_Task description_. Gather all lines with "subtitle" from the records.
--- START Records to use ---
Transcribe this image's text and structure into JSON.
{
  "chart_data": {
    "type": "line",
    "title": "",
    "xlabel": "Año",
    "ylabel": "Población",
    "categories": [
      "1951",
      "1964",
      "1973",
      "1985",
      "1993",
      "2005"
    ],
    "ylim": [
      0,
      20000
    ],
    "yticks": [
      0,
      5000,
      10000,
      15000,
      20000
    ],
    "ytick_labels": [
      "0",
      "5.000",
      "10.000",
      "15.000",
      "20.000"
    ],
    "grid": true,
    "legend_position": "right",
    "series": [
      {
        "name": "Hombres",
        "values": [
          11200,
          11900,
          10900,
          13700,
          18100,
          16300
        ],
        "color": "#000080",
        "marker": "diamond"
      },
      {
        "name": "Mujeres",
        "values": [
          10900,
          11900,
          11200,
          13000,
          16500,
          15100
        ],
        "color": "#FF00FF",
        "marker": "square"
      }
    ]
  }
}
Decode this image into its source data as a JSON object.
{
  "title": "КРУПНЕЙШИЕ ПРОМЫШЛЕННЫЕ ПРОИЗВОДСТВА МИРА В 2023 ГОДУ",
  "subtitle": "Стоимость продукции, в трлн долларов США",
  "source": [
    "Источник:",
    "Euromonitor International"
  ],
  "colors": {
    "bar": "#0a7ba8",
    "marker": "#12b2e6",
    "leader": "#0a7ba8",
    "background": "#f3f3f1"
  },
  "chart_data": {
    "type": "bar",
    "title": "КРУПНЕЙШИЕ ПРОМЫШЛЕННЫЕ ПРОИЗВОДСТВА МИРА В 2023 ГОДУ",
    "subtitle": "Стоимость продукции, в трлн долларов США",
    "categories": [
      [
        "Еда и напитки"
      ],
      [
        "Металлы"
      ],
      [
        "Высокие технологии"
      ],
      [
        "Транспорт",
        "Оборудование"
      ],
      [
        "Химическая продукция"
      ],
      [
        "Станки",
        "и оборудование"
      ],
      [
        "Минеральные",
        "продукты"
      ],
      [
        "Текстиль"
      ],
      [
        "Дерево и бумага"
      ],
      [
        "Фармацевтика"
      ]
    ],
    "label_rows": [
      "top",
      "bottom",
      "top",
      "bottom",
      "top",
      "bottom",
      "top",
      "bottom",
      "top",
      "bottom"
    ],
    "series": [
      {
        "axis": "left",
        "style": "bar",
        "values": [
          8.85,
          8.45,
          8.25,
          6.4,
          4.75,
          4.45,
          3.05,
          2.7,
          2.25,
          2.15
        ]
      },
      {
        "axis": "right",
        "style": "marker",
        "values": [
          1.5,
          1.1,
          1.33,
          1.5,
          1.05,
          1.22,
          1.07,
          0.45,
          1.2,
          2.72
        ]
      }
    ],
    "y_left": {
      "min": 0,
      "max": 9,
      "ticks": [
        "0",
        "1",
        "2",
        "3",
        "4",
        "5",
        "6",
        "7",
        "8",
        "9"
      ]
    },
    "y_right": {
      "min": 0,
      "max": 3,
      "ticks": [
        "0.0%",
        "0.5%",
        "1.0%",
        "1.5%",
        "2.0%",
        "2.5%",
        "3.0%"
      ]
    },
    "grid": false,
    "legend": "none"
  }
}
--- END Records to use ---
_Reply_.
  "subtitle": "Стоимость продукции, в трлн долларов США",
    "subtitle": "Стоимость продукции, в трлн долларов США",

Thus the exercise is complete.